[Stored items]
■ ■ ■ ■
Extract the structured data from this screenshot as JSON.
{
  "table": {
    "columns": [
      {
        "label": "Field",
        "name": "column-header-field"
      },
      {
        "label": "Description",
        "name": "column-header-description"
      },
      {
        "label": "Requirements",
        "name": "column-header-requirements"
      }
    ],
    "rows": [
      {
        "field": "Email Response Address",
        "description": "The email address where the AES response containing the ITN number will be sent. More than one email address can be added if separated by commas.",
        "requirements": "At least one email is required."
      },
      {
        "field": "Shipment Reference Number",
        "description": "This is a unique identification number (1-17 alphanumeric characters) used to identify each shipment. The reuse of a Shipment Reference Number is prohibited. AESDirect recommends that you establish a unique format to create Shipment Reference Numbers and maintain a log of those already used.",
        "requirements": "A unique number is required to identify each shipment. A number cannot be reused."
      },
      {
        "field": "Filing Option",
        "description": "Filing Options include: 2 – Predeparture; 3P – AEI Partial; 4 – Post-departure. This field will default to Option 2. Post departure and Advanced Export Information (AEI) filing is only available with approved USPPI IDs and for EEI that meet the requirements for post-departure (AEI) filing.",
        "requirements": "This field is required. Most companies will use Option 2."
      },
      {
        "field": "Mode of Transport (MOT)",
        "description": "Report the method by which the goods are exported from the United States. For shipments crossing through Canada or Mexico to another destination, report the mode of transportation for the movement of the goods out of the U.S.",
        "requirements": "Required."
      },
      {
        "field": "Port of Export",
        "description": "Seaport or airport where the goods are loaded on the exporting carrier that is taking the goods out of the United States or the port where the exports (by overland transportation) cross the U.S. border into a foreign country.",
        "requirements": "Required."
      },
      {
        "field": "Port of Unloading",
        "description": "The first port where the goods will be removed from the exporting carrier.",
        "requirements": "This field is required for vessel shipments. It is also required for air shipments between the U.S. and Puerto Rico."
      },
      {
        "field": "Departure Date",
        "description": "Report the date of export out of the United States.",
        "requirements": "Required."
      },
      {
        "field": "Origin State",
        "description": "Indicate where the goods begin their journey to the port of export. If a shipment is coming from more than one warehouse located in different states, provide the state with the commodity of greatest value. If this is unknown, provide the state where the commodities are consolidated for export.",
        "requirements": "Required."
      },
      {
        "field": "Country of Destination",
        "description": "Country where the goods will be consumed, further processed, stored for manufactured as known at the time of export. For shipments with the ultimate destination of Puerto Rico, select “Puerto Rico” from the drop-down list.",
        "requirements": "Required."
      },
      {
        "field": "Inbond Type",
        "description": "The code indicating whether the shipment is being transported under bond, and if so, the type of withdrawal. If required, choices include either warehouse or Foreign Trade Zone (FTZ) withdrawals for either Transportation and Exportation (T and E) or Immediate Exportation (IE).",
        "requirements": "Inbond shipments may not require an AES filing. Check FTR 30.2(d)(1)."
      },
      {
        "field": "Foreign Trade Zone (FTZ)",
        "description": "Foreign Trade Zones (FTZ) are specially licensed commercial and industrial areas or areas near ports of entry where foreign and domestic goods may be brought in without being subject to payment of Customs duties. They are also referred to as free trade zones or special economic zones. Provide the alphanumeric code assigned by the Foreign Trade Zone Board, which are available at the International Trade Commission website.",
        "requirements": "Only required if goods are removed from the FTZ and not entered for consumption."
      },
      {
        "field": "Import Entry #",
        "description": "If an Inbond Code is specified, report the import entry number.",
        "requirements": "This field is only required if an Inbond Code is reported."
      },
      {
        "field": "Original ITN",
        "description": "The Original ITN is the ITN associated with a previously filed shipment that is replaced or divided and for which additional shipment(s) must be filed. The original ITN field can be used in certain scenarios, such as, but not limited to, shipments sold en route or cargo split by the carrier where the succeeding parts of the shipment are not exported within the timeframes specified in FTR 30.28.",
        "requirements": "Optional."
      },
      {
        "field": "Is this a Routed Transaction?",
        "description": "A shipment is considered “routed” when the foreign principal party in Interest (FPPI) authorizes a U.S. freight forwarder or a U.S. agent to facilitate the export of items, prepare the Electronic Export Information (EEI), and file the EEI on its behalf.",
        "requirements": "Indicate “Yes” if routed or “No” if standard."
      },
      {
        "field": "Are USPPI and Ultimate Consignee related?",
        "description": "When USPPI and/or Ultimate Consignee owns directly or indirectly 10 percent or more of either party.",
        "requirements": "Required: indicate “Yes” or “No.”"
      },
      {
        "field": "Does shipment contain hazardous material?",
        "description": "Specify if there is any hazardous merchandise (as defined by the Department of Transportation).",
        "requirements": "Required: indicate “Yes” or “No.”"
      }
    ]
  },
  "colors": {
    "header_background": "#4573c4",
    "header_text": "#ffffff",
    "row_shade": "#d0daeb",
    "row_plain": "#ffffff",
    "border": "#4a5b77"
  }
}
■ ■ ■ ■
= Stated exercise =
Which lines contain the word "label"? Copy each one.

= Solution =
        "label": "Field",
        "label": "Description",
        "label": "Requirements",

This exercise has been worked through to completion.